Stored records

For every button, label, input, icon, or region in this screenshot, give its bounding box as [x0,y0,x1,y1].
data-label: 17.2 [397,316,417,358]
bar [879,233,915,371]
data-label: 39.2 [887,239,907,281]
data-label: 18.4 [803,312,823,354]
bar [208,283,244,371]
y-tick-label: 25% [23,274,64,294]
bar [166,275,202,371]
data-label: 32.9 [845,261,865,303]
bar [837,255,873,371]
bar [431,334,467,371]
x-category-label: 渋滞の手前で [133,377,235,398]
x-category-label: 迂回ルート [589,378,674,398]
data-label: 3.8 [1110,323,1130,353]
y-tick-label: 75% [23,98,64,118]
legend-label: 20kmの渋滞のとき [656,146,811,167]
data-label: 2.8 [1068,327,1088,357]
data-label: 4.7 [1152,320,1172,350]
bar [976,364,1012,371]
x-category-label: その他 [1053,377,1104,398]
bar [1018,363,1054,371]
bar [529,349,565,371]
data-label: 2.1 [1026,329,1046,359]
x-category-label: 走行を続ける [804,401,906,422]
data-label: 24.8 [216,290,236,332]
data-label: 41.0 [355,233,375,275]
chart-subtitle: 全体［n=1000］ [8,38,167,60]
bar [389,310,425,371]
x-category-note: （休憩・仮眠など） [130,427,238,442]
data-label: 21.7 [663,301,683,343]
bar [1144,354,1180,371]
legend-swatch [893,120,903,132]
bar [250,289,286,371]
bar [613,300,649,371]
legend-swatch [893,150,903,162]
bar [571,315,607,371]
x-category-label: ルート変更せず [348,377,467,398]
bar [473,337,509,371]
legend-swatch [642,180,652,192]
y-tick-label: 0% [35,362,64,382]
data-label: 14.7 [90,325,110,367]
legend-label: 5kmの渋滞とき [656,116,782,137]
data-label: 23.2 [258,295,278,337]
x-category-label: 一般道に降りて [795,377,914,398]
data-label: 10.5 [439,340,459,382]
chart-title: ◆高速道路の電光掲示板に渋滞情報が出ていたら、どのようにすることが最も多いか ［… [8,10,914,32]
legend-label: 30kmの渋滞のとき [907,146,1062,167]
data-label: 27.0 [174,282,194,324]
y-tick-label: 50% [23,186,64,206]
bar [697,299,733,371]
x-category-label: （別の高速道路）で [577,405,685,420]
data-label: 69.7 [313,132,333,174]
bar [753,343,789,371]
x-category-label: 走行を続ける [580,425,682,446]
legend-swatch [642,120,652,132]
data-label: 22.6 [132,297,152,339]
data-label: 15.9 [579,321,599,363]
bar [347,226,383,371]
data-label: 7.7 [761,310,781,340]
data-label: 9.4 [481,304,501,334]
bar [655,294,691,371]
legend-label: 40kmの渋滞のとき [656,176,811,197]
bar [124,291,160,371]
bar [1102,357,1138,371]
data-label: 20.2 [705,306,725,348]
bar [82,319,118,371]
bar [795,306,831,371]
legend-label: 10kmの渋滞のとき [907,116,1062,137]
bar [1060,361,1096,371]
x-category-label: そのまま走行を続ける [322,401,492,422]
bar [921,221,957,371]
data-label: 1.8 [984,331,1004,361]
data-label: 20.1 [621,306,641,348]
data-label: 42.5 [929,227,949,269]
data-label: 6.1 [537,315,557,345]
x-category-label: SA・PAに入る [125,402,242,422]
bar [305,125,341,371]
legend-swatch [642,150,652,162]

◆ What you need to do:
Arrange the records above into a numbered list, skipping any blank lines, covering only the stretch from the start of the records through the line containing "data-label: 41.0 [355,233,375,275]".

◆ Full answer:
1. For every button, label, input, icon, or region in this screenshot, give its bounding box as [x0,y0,x1,y1].
2. data-label: 17.2 [397,316,417,358]
3. bar [879,233,915,371]
4. data-label: 39.2 [887,239,907,281]
5. data-label: 18.4 [803,312,823,354]
6. bar [208,283,244,371]
7. y-tick-label: 25% [23,274,64,294]
8. bar [166,275,202,371]
9. data-label: 32.9 [845,261,865,303]
10. bar [837,255,873,371]
11. bar [431,334,467,371]
12. x-category-label: 渋滞の手前で [133,377,235,398]
13. x-category-label: 迂回ルート [589,378,674,398]
14. data-label: 3.8 [1110,323,1130,353]
15. y-tick-label: 75% [23,98,64,118]
16. legend-label: 20kmの渋滞のとき [656,146,811,167]
17. data-label: 2.8 [1068,327,1088,357]
18. data-label: 4.7 [1152,320,1172,350]
19. bar [976,364,1012,371]
20. x-category-label: その他 [1053,377,1104,398]
21. bar [1018,363,1054,371]
22. bar [529,349,565,371]
23. data-label: 2.1 [1026,329,1046,359]
24. x-category-label: 走行を続ける [804,401,906,422]
25. data-label: 24.8 [216,290,236,332]
26. data-label: 41.0 [355,233,375,275]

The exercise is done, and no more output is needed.